▸ Requirement
Reproduce the material in full, exactly as written.

▸ Excerpted data
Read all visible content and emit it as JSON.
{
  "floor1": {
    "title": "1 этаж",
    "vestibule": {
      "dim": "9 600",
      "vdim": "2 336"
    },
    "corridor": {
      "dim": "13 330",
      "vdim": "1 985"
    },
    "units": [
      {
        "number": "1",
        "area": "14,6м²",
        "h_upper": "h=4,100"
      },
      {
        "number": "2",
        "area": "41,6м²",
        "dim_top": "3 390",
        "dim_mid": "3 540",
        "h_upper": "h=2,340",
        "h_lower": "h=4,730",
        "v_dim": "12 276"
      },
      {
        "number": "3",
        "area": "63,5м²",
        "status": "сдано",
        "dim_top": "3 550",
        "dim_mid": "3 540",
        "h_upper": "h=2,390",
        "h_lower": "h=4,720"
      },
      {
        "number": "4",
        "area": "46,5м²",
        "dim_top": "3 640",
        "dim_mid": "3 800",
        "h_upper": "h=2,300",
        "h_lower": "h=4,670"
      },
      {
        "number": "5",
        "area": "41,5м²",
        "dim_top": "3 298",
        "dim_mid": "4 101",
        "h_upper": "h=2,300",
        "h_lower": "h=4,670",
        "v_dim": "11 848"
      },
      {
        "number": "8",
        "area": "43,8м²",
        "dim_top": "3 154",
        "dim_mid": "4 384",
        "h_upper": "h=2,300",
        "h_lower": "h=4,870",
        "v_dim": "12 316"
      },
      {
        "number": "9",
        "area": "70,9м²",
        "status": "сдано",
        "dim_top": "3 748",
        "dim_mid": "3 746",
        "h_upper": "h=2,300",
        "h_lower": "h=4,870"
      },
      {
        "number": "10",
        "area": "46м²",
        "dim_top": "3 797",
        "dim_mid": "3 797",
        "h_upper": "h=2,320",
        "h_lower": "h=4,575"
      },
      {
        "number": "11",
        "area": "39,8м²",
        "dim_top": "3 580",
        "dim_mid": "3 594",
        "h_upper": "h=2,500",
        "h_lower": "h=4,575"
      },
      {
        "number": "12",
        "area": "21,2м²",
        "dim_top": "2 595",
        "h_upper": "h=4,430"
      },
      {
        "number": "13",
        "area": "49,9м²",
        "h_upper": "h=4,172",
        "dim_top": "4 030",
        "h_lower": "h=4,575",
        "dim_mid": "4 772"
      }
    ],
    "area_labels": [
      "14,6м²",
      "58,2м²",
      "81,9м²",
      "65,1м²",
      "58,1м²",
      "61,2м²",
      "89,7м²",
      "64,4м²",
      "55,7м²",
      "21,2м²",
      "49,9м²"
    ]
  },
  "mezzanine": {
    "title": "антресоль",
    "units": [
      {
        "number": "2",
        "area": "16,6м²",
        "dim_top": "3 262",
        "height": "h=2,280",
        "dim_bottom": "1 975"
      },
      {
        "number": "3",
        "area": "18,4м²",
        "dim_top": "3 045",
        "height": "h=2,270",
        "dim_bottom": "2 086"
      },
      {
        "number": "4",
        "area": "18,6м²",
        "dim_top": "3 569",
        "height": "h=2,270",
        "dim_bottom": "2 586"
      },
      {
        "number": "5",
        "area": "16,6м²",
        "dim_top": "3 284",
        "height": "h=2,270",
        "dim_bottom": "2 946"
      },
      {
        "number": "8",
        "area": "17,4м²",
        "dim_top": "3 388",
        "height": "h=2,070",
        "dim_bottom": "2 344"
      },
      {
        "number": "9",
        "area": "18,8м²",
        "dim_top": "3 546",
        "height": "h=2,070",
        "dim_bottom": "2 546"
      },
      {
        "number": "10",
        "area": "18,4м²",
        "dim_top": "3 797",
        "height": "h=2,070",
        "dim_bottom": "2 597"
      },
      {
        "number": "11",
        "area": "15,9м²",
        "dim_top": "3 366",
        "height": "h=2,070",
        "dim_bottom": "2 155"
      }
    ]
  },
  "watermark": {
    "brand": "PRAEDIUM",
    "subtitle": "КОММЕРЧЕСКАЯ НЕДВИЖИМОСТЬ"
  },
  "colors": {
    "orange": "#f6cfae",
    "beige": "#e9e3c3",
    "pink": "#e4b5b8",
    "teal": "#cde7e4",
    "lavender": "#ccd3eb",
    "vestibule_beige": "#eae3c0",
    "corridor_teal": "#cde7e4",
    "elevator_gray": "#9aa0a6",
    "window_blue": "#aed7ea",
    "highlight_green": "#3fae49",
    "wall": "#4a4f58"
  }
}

▸ Correct answer
Read all visible content and emit it as JSON.
{
  "floor1": {
    "title": "1 этаж",
    "vestibule": {
      "dim": "9 600",
      "vdim": "2 336"
    },
    "corridor": {
      "dim": "13 330",
      "vdim": "1 985"
    },
    "units": [
      {
        "number": "1",
        "area": "14,6м²",
        "h_upper": "h=4,100"
      },
      {
        "number": "2",
        "area": "41,6м²",
        "dim_top": "3 390",
        "dim_mid": "3 540",
        "h_upper": "h=2,340",
        "h_lower": "h=4,730",
        "v_dim": "12 276"
      },
      {
        "number": "3",
        "area": "63,5м²",
        "status": "сдано",
        "dim_top": "3 550",
        "dim_mid": "3 540",
        "h_upper": "h=2,390",
        "h_lower": "h=4,720"
      },
      {
        "number": "4",
        "area": "46,5м²",
        "dim_top": "3 640",
        "dim_mid": "3 800",
        "h_upper": "h=2,300",
        "h_lower": "h=4,670"
      },
      {
        "number": "5",
        "area": "41,5м²",
        "dim_top": "3 298",
        "dim_mid": "4 101",
        "h_upper": "h=2,300",
        "h_lower": "h=4,670",
        "v_dim": "11 848"
      },
      {
        "number": "8",
        "area": "43,8м²",
        "dim_top": "3 154",
        "dim_mid": "4 384",
        "h_upper": "h=2,300",
        "h_lower": "h=4,870",
        "v_dim": "12 316"
      },
      {
        "number": "9",
        "area": "70,9м²",
        "status": "сдано",
        "dim_top": "3 748",
        "dim_mid": "3 746",
        "h_upper": "h=2,300",
        "h_lower": "h=4,870"
      },
      {
        "number": "10",
        "area": "46м²",
        "dim_top": "3 797",
        "dim_mid": "3 797",
        "h_upper": "h=2,320",
        "h_lower": "h=4,575"
      },
      {
        "number": "11",
        "area": "39,8м²",
        "dim_top": "3 580",
        "dim_mid": "3 594",
        "h_upper": "h=2,500",
        "h_lower": "h=4,575"
      },
      {
        "number": "12",
        "area": "21,2м²",
        "dim_top": "2 595",
        "h_upper": "h=4,430"
      },
      {
        "number": "13",
        "area": "49,9м²",
        "h_upper": "h=4,172",
        "dim_top": "4 030",
        "h_lower": "h=4,575",
        "dim_mid": "4 772"
      }
    ],
    "area_labels": [
      "14,6м²",
      "58,2м²",
      "81,9м²",
      "65,1м²",
      "58,1м²",
      "61,2м²",
      "89,7м²",
      "64,4м²",
      "55,7м²",
      "21,2м²",
      "49,9м²"
    ]
  },
  "mezzanine": {
    "title": "антресоль",
    "units": [
      {
        "number": "2",
        "area": "16,6м²",
        "dim_top": "3 262",
        "height": "h=2,280",
        "dim_bottom": "1 975"
      },
      {
        "number": "3",
        "area": "18,4м²",
        "dim_top": "3 045",
        "height": "h=2,270",
        "dim_bottom": "2 086"
      },
      {
        "number": "4",
        "area": "18,6м²",
        "dim_top": "3 569",
        "height": "h=2,270",
        "dim_bottom": "2 586"
      },
      {
        "number": "5",
        "area": "16,6м²",
        "dim_top": "3 284",
        "height": "h=2,270",
        "dim_bottom": "2 946"
      },
      {
        "number": "8",
        "area": "17,4м²",
        "dim_top": "3 388",
        "height": "h=2,070",
        "dim_bottom": "2 344"
      },
      {
        "number": "9",
        "area": "18,8м²",
        "dim_top": "3 546",
        "height": "h=2,070",
        "dim_bottom": "2 546"
      },
      {
        "number": "10",
        "area": "18,4м²",
        "dim_top": "3 797",
        "height": "h=2,070",
        "dim_bottom": "2 597"
      },
      {
        "number": "11",
        "area": "15,9м²",
        "dim_top": "3 366",
        "height": "h=2,070",
        "dim_bottom": "2 155"
      }
    ]
  },
  "watermark": {
    "brand": "PRAEDIUM",
    "subtitle": "КОММЕРЧЕСКАЯ НЕДВИЖИМОСТЬ"
  },
  "colors": {
    "orange": "#f6cfae",
    "beige": "#e9e3c3",
    "pink": "#e4b5b8",
    "teal": "#cde7e4",
    "lavender": "#ccd3eb",
    "vestibule_beige": "#eae3c0",
    "corridor_teal": "#cde7e4",
    "elevator_gray": "#9aa0a6",
    "window_blue": "#aed7ea",
    "highlight_green": "#3fae49",
    "wall": "#4a4f58"
  }
}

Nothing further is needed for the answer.